PROBLEM DETAILS :: Copy out every line from the start of the entries down through the line containing "grid-line [229,612,686,769]", with both ends included and each character kept unchanged.
## begin WORKING DATA
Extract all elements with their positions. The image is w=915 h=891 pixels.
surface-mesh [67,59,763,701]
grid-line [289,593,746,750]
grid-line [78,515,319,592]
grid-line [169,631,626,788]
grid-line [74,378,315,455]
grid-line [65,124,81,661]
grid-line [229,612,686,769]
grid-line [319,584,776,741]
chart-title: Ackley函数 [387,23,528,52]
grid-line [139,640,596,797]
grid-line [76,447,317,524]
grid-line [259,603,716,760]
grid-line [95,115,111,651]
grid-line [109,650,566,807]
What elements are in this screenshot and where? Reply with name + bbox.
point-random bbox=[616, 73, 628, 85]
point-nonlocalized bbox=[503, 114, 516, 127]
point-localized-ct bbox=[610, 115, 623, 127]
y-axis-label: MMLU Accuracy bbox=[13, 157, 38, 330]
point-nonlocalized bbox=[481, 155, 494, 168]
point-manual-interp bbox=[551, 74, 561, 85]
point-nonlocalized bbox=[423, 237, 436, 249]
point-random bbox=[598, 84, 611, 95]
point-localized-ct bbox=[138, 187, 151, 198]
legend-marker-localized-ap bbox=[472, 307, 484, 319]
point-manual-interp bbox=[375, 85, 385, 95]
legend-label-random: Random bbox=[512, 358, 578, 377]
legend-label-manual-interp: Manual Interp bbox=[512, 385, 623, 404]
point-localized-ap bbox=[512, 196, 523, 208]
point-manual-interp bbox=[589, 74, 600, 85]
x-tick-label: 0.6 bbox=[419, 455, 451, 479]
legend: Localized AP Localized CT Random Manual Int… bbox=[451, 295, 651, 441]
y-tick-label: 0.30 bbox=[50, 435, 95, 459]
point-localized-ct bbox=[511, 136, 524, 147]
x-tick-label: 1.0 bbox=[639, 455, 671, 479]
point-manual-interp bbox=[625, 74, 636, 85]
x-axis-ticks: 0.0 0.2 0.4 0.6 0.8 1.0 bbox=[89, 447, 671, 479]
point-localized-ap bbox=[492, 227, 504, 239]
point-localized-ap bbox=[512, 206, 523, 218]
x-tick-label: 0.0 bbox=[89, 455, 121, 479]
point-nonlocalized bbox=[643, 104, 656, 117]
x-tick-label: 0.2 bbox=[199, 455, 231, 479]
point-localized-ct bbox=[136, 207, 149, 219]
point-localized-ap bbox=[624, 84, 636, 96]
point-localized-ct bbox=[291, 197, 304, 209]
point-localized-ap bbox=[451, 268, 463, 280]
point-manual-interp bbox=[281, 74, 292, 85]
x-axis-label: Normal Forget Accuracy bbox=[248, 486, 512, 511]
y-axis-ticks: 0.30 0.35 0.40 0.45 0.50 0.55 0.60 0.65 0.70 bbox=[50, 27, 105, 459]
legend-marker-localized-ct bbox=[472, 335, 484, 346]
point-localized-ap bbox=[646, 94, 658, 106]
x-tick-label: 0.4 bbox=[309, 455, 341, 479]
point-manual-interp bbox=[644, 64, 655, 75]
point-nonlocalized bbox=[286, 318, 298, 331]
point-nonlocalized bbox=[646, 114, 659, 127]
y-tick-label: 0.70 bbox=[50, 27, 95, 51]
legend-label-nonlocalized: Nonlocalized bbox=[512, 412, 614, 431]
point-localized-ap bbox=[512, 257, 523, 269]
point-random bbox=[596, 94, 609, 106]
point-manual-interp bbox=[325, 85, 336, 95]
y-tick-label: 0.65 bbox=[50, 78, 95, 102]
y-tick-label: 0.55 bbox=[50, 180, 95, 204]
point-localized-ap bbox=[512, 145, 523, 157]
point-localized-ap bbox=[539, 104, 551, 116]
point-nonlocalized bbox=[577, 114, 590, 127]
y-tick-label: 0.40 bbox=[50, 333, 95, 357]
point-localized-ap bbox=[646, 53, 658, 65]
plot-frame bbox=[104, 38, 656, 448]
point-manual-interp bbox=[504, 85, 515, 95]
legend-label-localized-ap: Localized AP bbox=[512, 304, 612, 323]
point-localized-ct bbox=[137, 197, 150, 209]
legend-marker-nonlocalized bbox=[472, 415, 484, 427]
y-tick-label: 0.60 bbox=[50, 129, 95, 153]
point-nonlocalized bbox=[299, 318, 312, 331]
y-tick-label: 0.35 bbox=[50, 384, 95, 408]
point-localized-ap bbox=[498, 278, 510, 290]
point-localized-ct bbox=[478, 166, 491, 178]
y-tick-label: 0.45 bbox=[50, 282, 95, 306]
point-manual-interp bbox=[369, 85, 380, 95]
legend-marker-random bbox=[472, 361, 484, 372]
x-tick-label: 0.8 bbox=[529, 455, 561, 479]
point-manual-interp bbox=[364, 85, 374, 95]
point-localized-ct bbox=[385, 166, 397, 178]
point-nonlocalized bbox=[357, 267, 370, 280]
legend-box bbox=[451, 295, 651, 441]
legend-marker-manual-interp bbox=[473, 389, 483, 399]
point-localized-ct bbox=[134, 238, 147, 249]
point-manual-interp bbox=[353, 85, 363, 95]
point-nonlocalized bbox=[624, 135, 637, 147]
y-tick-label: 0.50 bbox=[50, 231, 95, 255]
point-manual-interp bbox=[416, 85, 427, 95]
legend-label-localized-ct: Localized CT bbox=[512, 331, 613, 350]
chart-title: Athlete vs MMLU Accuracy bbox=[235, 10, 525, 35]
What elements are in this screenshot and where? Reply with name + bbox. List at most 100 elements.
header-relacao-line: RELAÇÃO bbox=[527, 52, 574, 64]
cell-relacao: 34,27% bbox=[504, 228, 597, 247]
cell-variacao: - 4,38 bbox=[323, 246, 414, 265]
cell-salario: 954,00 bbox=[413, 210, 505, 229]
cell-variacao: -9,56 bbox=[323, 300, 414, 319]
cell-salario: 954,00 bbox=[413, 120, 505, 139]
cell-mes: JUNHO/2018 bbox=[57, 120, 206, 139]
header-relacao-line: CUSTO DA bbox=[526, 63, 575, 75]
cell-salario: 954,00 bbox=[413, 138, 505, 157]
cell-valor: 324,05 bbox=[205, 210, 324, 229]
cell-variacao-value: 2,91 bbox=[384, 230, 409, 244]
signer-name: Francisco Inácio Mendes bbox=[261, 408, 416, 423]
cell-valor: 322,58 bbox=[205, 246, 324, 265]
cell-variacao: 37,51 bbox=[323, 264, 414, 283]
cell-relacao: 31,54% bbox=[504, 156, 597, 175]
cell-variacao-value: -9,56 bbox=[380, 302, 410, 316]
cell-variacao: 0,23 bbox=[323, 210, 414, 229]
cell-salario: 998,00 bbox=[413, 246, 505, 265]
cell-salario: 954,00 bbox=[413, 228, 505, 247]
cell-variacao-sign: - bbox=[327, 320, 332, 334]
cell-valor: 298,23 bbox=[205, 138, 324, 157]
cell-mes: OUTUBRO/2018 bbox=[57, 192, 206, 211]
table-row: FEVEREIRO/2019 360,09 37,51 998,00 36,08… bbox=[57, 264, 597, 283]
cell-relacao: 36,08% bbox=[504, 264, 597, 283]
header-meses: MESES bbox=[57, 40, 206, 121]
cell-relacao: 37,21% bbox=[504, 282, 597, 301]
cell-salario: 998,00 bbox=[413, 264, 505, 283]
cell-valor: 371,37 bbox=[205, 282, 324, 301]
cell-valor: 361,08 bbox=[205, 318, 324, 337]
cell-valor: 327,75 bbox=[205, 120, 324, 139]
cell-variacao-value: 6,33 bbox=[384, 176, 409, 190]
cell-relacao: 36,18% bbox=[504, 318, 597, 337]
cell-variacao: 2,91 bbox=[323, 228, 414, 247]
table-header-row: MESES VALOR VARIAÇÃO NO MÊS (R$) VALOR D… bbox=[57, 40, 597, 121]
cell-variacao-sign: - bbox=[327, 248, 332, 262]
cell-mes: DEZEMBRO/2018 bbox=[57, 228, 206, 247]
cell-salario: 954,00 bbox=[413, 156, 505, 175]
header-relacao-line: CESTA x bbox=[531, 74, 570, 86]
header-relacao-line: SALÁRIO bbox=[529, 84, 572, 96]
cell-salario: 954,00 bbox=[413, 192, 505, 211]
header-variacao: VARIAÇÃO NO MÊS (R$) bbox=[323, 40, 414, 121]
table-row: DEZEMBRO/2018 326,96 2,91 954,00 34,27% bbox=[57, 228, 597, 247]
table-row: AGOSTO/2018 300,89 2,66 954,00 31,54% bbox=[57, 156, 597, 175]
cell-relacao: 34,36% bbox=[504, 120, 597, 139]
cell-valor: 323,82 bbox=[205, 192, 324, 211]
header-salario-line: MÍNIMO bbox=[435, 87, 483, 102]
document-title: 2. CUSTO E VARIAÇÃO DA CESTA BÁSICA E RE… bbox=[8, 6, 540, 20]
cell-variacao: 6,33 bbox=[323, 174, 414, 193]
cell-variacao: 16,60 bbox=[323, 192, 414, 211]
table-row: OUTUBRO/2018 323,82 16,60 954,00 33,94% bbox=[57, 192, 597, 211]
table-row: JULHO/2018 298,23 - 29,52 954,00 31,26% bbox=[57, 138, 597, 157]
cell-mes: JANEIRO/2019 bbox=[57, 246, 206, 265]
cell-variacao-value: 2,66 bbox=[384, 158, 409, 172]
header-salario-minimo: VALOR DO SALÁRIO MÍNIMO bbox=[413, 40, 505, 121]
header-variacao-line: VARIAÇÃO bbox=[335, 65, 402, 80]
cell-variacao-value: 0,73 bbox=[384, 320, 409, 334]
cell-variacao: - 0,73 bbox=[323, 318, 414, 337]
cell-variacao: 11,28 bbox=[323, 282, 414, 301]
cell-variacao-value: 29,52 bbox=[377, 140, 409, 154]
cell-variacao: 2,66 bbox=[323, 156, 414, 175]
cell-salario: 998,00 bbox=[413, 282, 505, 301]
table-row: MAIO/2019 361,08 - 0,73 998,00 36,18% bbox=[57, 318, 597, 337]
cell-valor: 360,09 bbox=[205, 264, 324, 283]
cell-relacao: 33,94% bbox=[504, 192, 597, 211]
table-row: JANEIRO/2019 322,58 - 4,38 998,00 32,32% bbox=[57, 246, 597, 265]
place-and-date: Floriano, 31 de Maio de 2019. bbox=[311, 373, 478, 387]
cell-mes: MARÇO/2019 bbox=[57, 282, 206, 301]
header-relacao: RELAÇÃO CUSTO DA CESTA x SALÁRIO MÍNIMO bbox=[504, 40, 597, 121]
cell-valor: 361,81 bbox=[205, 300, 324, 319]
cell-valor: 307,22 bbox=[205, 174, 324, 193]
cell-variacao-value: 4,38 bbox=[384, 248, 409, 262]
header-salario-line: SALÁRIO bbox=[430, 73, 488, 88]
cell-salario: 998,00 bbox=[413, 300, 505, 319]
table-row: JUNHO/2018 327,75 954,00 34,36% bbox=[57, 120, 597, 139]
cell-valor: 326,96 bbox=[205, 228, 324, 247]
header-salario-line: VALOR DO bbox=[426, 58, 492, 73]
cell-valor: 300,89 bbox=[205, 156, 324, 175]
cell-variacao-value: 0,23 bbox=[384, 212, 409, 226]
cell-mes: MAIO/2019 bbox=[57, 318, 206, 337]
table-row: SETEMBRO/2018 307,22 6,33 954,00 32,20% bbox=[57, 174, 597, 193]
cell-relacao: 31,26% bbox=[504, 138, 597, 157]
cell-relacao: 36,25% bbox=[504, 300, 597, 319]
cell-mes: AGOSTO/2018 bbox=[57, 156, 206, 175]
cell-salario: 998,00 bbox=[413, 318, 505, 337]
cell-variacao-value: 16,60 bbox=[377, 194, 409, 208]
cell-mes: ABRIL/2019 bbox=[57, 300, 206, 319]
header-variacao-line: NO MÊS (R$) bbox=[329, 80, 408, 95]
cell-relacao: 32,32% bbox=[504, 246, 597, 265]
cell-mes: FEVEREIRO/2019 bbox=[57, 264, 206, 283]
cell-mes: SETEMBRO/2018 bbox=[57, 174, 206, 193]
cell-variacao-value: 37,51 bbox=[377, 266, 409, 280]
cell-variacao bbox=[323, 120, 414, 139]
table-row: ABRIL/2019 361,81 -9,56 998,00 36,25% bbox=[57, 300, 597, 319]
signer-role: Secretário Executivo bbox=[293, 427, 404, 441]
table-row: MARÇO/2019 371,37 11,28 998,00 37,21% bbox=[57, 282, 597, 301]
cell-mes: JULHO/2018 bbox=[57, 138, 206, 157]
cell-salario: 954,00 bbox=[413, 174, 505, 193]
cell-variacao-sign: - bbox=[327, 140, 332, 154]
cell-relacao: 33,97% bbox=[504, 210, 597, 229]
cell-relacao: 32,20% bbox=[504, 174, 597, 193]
## end WORKING DATA
SOLUTION TO THIS PROBLEM ::
Extract all elements with their positions. The image is w=915 h=891 pixels.
surface-mesh [67,59,763,701]
grid-line [289,593,746,750]
grid-line [78,515,319,592]
grid-line [169,631,626,788]
grid-line [74,378,315,455]
grid-line [65,124,81,661]
grid-line [229,612,686,769]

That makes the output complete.